[What you should do] Find the string "Gewicht" and gather every line that holds it.

[Data]

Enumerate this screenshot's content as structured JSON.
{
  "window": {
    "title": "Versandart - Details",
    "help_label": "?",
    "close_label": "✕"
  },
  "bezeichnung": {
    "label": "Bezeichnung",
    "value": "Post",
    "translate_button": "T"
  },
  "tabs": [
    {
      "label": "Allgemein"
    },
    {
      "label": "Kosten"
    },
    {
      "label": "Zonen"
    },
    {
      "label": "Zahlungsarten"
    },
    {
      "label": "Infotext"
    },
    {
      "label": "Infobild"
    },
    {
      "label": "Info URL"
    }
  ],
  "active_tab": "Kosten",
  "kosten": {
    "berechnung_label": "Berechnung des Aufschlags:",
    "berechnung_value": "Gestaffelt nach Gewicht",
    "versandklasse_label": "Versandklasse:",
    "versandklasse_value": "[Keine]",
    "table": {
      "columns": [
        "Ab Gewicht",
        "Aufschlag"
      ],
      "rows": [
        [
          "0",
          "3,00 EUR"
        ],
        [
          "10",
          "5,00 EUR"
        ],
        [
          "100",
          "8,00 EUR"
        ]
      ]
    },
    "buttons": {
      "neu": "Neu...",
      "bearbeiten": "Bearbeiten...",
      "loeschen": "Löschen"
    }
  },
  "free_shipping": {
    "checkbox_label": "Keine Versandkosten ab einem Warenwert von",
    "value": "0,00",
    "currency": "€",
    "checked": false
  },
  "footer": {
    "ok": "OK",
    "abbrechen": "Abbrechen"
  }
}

[Answer to this task]
    "berechnung_value": "Gestaffelt nach Gewicht",
        "Ab Gewicht",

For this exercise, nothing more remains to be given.